--- BEGIN Input for this task ---

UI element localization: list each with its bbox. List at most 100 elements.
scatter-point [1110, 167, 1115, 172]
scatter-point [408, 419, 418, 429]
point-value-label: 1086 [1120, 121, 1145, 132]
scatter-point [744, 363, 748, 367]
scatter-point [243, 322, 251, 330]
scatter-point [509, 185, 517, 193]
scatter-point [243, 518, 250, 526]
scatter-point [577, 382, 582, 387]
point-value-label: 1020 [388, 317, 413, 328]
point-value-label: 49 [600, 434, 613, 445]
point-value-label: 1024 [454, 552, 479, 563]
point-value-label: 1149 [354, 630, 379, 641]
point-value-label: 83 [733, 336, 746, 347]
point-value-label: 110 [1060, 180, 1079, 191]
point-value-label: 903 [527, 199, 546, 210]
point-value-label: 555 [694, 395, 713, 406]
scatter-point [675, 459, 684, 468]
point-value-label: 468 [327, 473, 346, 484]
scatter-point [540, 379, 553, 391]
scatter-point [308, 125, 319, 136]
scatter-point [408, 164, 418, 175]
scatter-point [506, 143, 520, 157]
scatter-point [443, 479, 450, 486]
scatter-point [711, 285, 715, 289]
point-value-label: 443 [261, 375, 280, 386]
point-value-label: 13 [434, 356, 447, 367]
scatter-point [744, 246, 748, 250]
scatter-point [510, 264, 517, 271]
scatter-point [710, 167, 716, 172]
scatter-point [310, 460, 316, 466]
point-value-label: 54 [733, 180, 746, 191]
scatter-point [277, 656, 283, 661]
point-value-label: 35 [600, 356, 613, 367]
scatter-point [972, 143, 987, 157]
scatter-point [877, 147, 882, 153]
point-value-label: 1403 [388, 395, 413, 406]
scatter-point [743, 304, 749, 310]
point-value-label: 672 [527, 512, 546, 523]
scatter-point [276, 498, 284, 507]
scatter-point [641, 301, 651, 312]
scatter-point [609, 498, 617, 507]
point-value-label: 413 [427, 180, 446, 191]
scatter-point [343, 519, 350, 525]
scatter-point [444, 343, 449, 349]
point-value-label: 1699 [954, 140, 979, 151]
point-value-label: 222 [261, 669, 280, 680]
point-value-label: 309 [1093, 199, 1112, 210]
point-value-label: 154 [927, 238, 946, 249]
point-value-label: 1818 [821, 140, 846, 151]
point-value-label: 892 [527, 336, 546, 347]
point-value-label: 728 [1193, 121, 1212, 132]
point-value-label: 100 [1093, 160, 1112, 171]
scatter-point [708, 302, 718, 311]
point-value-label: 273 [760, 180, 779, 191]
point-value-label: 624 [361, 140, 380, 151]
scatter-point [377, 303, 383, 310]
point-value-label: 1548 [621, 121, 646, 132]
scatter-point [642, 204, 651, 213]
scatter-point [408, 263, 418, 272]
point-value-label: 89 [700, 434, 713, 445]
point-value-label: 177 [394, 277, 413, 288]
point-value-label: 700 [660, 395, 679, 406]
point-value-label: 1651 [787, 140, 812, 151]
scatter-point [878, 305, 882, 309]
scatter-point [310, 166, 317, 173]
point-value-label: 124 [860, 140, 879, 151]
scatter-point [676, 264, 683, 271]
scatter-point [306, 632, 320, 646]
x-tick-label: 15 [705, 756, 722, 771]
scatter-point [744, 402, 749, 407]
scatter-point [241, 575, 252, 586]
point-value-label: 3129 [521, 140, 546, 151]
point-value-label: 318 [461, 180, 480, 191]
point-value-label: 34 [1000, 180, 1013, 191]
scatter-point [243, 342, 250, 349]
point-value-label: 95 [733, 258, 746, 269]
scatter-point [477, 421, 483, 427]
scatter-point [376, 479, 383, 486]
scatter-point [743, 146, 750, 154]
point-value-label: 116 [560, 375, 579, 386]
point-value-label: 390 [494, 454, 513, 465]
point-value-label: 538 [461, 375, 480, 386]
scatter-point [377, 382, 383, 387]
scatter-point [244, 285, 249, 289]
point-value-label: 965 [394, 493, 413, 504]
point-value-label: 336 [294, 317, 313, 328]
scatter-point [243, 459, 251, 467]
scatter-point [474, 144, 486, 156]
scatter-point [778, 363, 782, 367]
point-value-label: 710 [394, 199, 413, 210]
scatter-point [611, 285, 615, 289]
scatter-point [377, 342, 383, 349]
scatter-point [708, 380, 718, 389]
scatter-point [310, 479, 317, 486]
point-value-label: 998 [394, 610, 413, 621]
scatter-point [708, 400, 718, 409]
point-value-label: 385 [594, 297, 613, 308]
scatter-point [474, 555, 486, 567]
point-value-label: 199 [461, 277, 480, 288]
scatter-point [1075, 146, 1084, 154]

--- END Input for this task ---

**Task goal**
Rewrite the lines from the start of the records up to and including the line with "scatter-point [877, 147, 882, 153]", changing each "point-value-label" to "value-label" and leaving everything else unchanged.

**Complete answer**
UI element localization: list each with its bbox. List at most 100 elements.
scatter-point [1110, 167, 1115, 172]
scatter-point [408, 419, 418, 429]
value-label: 1086 [1120, 121, 1145, 132]
scatter-point [744, 363, 748, 367]
scatter-point [243, 322, 251, 330]
scatter-point [509, 185, 517, 193]
scatter-point [243, 518, 250, 526]
scatter-point [577, 382, 582, 387]
value-label: 1020 [388, 317, 413, 328]
value-label: 49 [600, 434, 613, 445]
value-label: 1024 [454, 552, 479, 563]
value-label: 1149 [354, 630, 379, 641]
value-label: 83 [733, 336, 746, 347]
value-label: 110 [1060, 180, 1079, 191]
value-label: 903 [527, 199, 546, 210]
value-label: 555 [694, 395, 713, 406]
scatter-point [675, 459, 684, 468]
value-label: 468 [327, 473, 346, 484]
scatter-point [540, 379, 553, 391]
scatter-point [308, 125, 319, 136]
scatter-point [408, 164, 418, 175]
scatter-point [506, 143, 520, 157]
scatter-point [443, 479, 450, 486]
scatter-point [711, 285, 715, 289]
value-label: 443 [261, 375, 280, 386]
value-label: 13 [434, 356, 447, 367]
scatter-point [744, 246, 748, 250]
scatter-point [510, 264, 517, 271]
scatter-point [710, 167, 716, 172]
scatter-point [310, 460, 316, 466]
value-label: 54 [733, 180, 746, 191]
scatter-point [277, 656, 283, 661]
value-label: 35 [600, 356, 613, 367]
scatter-point [972, 143, 987, 157]
scatter-point [877, 147, 882, 153]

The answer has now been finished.